TASK REQUIREMENTS - Without the images, output each record below as it stands.
========================================================================
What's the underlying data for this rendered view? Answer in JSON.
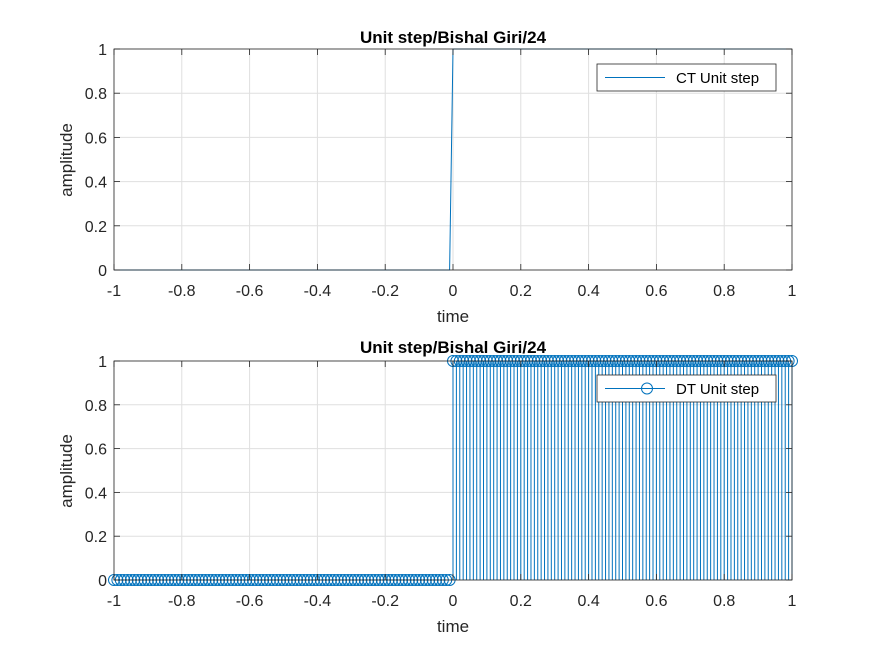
{
  "chart_data": [
    {
      "type": "line",
      "title": "Unit step/Bishal Giri/24",
      "xlabel": "time",
      "ylabel": "amplitude",
      "xlim": [
        -1,
        1
      ],
      "ylim": [
        0,
        1
      ],
      "xticks": [
        "-1",
        "-0.8",
        "-0.6",
        "-0.4",
        "-0.2",
        "0",
        "0.2",
        "0.4",
        "0.6",
        "0.8",
        "1"
      ],
      "yticks": [
        "0",
        "0.2",
        "0.4",
        "0.6",
        "0.8",
        "1"
      ],
      "grid": true,
      "legend_position": "top-right",
      "series": [
        {
          "name": "CT Unit step",
          "color": "#0072BD",
          "x": [
            -1,
            -0.01,
            0,
            1
          ],
          "y": [
            0,
            0,
            1,
            1
          ]
        }
      ]
    },
    {
      "type": "stem",
      "title": "Unit step/Bishal Giri/24",
      "xlabel": "time",
      "ylabel": "amplitude",
      "xlim": [
        -1,
        1
      ],
      "ylim": [
        0,
        1
      ],
      "xticks": [
        "-1",
        "-0.8",
        "-0.6",
        "-0.4",
        "-0.2",
        "0",
        "0.2",
        "0.4",
        "0.6",
        "0.8",
        "1"
      ],
      "yticks": [
        "0",
        "0.2",
        "0.4",
        "0.6",
        "0.8",
        "1"
      ],
      "grid": true,
      "legend_position": "top-right",
      "series": [
        {
          "name": "DT Unit step",
          "color": "#0072BD",
          "marker": "circle",
          "x_start": -1,
          "x_end": 1,
          "x_step": 0.01,
          "rule": "y = 1 for x >= 0, otherwise 0"
        }
      ]
    }
  ]
}
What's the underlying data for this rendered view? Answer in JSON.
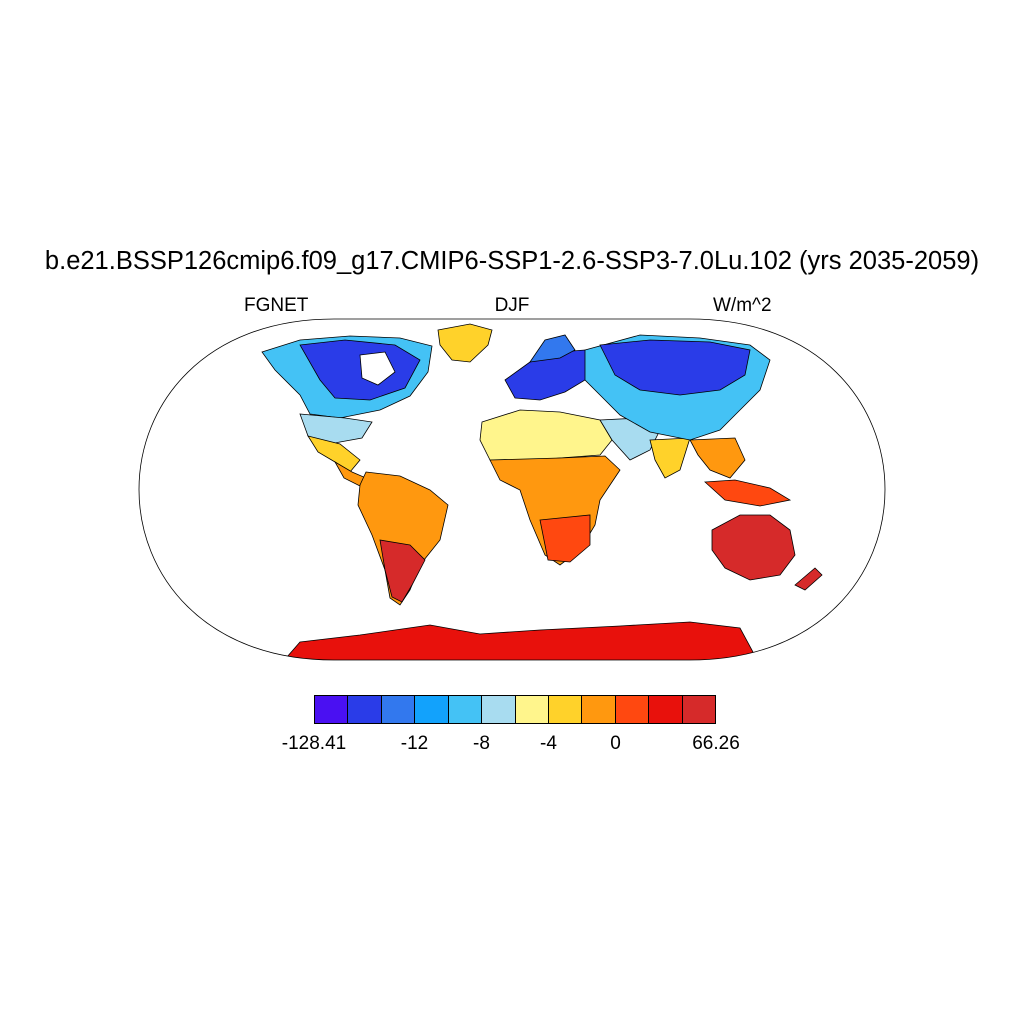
========================================================================
OUTPUT FOR THIS EXERCISE -
What's the underlying data for this rendered view? Answer in JSON.
{
  "chart_data": [
    {
      "type": "line",
      "title": "Unit step/Bishal Giri/24",
      "xlabel": "time",
      "ylabel": "amplitude",
      "xlim": [
        -1,
        1
      ],
      "ylim": [
        0,
        1
      ],
      "xticks": [
        "-1",
        "-0.8",
        "-0.6",
        "-0.4",
        "-0.2",
        "0",
        "0.2",
        "0.4",
        "0.6",
        "0.8",
        "1"
      ],
      "yticks": [
        "0",
        "0.2",
        "0.4",
        "0.6",
        "0.8",
        "1"
      ],
      "grid": true,
      "legend_position": "top-right",
      "series": [
        {
          "name": "CT Unit step",
          "color": "#0072BD",
          "x": [
            -1,
            -0.01,
            0,
            1
          ],
          "y": [
            0,
            0,
            1,
            1
          ]
        }
      ]
    },
    {
      "type": "stem",
      "title": "Unit step/Bishal Giri/24",
      "xlabel": "time",
      "ylabel": "amplitude",
      "xlim": [
        -1,
        1
      ],
      "ylim": [
        0,
        1
      ],
      "xticks": [
        "-1",
        "-0.8",
        "-0.6",
        "-0.4",
        "-0.2",
        "0",
        "0.2",
        "0.4",
        "0.6",
        "0.8",
        "1"
      ],
      "yticks": [
        "0",
        "0.2",
        "0.4",
        "0.6",
        "0.8",
        "1"
      ],
      "grid": true,
      "legend_position": "top-right",
      "series": [
        {
          "name": "DT Unit step",
          "color": "#0072BD",
          "marker": "circle",
          "x_start": -1,
          "x_end": 1,
          "x_step": 0.01,
          "rule": "y = 1 for x >= 0, otherwise 0"
        }
      ]
    }
  ]
}
What's the underlying data for this rendered view? Answer in JSON.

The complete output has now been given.